-- Provided text --
* * * * *

3 Replies Latest reply on Mar 8, 2007 2:06 PM by cja987

    manual flushing and state from database

    milesif

      hi everybody,

      I have a conversation component derived from EntityHome with manual flush mode. Before flushing changes for the associated entity to the db I would like to re-read its status field from db and stop saving the changes if it has a specific value that was posted by a concurrent user. The problem is that, if I refresh the entity to get the current status from db I obviously lose the changes submitted from the form and, if I use the entity manager to get another instance of the same record using a query and getSingleResult(), I get the same instance I obtain calling getInstance(), and such instance has the old value of the status field.
      How can I do that?

      Thanks in advance

      ciao Francesco

        • 1. Re: manual flushing and state from database
          christian.bauer

          Not sure this is a good idea, because you _want_ to break repeatable read isolation of your conversation/transaction. But you can with a scalar query, a query that doesn't return entity instances (which would hit the persistence context cache): select e.statusProperty from MyEntity e

          This goes straight to the database and returns this value, the only cache that could be between you and the data is the Hibernate second-level query cache (which isn't enabled by default).

* * * * *

-- Data listing --

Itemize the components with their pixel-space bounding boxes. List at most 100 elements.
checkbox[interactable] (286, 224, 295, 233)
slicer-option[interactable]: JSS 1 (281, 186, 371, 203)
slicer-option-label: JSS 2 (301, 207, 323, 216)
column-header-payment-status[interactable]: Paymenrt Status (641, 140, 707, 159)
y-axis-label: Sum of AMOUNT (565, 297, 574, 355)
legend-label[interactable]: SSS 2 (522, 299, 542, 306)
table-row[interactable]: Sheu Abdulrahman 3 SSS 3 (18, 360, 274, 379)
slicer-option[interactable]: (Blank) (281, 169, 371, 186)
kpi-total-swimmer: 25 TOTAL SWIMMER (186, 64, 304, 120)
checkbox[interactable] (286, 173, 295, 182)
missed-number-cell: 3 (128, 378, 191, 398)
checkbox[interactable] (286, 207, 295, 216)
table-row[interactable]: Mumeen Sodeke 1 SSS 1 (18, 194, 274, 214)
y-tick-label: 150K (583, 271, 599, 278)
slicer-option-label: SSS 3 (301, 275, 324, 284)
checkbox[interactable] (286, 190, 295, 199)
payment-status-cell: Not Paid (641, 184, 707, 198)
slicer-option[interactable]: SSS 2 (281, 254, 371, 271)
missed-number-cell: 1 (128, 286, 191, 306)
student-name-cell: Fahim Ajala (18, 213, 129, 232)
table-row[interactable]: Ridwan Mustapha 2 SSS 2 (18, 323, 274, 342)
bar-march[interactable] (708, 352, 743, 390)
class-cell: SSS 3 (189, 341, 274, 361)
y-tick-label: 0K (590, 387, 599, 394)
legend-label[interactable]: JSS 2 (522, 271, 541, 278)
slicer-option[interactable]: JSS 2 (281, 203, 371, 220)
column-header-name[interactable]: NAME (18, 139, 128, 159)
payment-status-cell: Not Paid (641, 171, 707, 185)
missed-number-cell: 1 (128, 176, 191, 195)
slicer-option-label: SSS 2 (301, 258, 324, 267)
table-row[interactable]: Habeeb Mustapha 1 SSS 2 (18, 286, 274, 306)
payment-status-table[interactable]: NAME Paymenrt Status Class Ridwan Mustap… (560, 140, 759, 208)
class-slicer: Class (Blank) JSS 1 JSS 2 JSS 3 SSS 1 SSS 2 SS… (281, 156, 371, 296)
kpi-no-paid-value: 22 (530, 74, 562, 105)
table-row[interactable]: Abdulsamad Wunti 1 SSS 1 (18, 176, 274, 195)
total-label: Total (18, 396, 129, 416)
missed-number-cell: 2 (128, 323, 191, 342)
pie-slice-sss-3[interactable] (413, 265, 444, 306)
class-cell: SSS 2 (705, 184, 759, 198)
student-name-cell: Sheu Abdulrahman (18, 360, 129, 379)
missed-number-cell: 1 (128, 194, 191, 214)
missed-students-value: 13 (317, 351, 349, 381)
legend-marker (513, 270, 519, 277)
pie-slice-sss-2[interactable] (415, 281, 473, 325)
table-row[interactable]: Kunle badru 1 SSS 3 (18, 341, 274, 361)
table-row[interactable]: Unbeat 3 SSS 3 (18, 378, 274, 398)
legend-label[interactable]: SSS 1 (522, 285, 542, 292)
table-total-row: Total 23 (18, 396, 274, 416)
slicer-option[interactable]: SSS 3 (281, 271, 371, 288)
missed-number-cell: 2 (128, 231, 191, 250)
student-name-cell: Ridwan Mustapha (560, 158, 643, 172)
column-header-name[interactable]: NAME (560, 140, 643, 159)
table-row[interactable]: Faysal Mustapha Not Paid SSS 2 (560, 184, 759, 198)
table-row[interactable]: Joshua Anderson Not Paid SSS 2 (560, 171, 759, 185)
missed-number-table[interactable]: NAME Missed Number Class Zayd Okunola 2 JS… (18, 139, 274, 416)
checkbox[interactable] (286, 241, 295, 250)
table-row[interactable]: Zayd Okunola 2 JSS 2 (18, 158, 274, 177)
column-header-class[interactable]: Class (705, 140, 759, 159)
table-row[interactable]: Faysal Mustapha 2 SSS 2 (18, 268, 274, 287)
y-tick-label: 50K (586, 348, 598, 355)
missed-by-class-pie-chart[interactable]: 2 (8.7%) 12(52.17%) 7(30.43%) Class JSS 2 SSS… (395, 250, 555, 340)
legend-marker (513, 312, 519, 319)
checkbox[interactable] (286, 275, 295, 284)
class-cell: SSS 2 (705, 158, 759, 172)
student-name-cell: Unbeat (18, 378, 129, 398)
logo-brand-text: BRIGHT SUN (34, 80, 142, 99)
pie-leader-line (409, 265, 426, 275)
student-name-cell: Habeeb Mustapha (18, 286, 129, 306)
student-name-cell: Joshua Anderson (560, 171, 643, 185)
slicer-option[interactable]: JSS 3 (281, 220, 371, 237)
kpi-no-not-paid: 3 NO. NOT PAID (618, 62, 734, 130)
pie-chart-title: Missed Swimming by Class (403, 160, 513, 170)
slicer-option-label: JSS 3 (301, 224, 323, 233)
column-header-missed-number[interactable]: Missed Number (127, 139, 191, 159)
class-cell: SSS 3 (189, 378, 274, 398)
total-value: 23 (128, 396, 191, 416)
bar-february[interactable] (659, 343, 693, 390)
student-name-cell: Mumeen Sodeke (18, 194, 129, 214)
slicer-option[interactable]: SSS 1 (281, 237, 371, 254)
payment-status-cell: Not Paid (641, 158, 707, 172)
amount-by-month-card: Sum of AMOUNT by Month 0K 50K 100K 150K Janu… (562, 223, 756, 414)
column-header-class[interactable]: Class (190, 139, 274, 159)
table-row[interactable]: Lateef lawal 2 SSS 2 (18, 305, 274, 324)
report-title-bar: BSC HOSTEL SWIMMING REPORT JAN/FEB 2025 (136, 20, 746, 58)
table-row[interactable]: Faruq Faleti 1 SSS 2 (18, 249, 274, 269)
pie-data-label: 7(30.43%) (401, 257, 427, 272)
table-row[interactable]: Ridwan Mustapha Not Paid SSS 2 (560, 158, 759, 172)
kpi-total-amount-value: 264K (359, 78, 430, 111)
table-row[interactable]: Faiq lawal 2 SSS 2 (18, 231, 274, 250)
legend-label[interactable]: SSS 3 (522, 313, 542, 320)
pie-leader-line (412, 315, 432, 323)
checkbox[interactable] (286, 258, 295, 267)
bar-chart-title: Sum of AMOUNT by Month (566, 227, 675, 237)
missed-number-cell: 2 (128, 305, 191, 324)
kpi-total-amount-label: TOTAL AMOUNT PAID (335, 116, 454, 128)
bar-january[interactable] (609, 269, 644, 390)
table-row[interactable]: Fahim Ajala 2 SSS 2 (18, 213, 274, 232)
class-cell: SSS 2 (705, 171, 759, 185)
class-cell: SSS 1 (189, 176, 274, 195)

* * * * *

-- Explore the material --
1. From the forum thread on manual flushing, quote the passage that begins at the words "I have a conversation" and stops after "can I do that?".
2. Pick up the forum thread on manual flushing and database state after its last sentence and keep writing it.

-- Responses --
1.
I have a conversation component derived from EntityHome with manual flush mode. Before flushing changes for the associated entity to the db I would like to re-read its status field from db and stop saving the changes if it has a specific value that was posted by a concurrent user. The problem is that, if I refresh the entity to get the current status from db I obviously lose the changes submitted from the form and, if I use the entity manager to get another instance of the same record using a query and getSingleResult(), I get the same instance I obtain calling getInstance(), and such instance has the old value of the status field.
      How can I do that?

2.
          • 2. Re: manual flushing and state from database
            christian.bauer

            Btw, this is usually solved with versioning and automatic optimistic locking: You'd get a StaleObjectState (or the equivalent EJB3 exception) when you try to save and someone else modified the same row.

            • 3. Re: manual flushing and state from database

              Versioning and optimistic locking is also immune to the inevitable race condition of checking for changes before a commit. It does throw an exception though, which makes recovery like offering a "merge" screen somewhat complicated.

              Sometimes you still might want to peek outside the current transaction, like if you wanted to poll for changes during an edit session and show a warning. A query in a different entitymanager (like one you get from @PersistenceContext or from JNDI) ought to do the trick, no?